### SET TASK
Exactly as written, print each record in the listing.

*** EXERCISE MATERIAL ***

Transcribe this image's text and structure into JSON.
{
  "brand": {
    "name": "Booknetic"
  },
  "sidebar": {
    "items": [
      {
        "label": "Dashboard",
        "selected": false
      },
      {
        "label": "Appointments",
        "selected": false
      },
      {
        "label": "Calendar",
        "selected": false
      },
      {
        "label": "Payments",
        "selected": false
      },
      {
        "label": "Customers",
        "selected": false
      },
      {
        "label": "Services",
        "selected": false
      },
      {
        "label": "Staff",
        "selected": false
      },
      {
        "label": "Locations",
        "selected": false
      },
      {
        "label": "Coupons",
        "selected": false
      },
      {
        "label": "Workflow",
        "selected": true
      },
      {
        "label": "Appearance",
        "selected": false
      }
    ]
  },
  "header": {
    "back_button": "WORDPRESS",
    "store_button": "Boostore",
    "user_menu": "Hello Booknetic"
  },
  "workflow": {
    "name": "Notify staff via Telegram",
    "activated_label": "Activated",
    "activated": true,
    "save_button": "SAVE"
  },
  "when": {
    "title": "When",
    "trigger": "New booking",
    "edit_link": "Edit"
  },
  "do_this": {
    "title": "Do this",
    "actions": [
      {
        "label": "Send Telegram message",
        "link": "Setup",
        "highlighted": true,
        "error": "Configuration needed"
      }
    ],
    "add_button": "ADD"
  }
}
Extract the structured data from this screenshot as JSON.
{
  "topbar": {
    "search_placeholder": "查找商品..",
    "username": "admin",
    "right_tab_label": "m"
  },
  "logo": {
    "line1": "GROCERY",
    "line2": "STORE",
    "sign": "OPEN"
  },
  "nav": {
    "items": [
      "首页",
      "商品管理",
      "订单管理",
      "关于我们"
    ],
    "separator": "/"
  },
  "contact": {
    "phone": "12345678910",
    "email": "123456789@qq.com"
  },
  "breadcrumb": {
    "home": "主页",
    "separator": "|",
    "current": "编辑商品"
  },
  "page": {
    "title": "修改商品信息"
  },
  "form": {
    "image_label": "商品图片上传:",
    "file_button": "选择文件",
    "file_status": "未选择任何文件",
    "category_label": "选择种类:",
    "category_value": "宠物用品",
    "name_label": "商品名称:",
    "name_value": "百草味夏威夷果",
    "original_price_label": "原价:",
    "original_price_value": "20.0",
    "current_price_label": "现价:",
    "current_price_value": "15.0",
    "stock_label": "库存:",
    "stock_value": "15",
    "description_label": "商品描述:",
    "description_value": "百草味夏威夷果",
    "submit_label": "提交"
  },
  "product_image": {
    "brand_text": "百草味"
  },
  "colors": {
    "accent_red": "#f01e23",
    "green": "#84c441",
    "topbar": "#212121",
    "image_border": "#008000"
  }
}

***

### RESPONSE TO THE EXERCISE
Transcribe this image's text and structure into JSON.
{
  "brand": {
    "name": "Booknetic"
  },
  "sidebar": {
    "items": [
      {
        "label": "Dashboard",
        "selected": false
      },
      {
        "label": "Appointments",
        "selected": false
      },
      {
        "label": "Calendar",
        "selected": false
      },
      {
        "label": "Payments",
        "selected": false
      },
      {
        "label": "Customers",
        "selected": false
      },
      {
        "label": "Services",
        "selected": false
      },
      {
        "label": "Staff",
        "selected": false
      },
      {
        "label": "Locations",
        "selected": false
      },
      {
        "label": "Coupons",
        "selected": false
      },
      {
        "label": "Workflow",
        "selected": true
      },
      {
        "label": "Appearance",
        "selected": false
      }
    ]
  },
  "header": {
    "back_button": "WORDPRESS",
    "store_button": "Boostore",
    "user_menu": "Hello Booknetic"
  },
  "workflow": {
    "name": "Notify staff via Telegram",
    "activated_label": "Activated",
    "activated": true,
    "save_button": "SAVE"
  },
  "when": {
    "title": "When",
    "trigger": "New booking",
    "edit_link": "Edit"
  },
  "do_this": {
    "title": "Do this",
    "actions": [
      {
        "label": "Send Telegram message",
        "link": "Setup",
        "highlighted": true,
        "error": "Configuration needed"
      }
    ],
    "add_button": "ADD"
  }
}
Extract the structured data from this screenshot as JSON.
{
  "topbar": {
    "search_placeholder": "查找商品..",
    "username": "admin",
    "right_tab_label": "m"
  },
  "logo": {
    "line1": "GROCERY",
    "line2": "STORE",
    "sign": "OPEN"
  },
  "nav": {
    "items": [
      "首页",
      "商品管理",
      "订单管理",
      "关于我们"
    ],
    "separator": "/"
  },
  "contact": {
    "phone": "12345678910",
    "email": "123456789@qq.com"
  },
  "breadcrumb": {
    "home": "主页",
    "separator": "|",
    "current": "编辑商品"
  },
  "page": {
    "title": "修改商品信息"
  },
  "form": {
    "image_label": "商品图片上传:",
    "file_button": "选择文件",
    "file_status": "未选择任何文件",
    "category_label": "选择种类:",
    "category_value": "宠物用品",
    "name_label": "商品名称:",
    "name_value": "百草味夏威夷果",
    "original_price_label": "原价:",
    "original_price_value": "20.0",
    "current_price_label": "现价:",
    "current_price_value": "15.0",
    "stock_label": "库存:",
    "stock_value": "15",
    "description_label": "商品描述:",
    "description_value": "百草味夏威夷果",
    "submit_label": "提交"
  },
  "product_image": {
    "brand_text": "百草味"
  },
  "colors": {
    "accent_red": "#f01e23",
    "green": "#84c441",
    "topbar": "#212121",
    "image_border": "#008000"
  }
}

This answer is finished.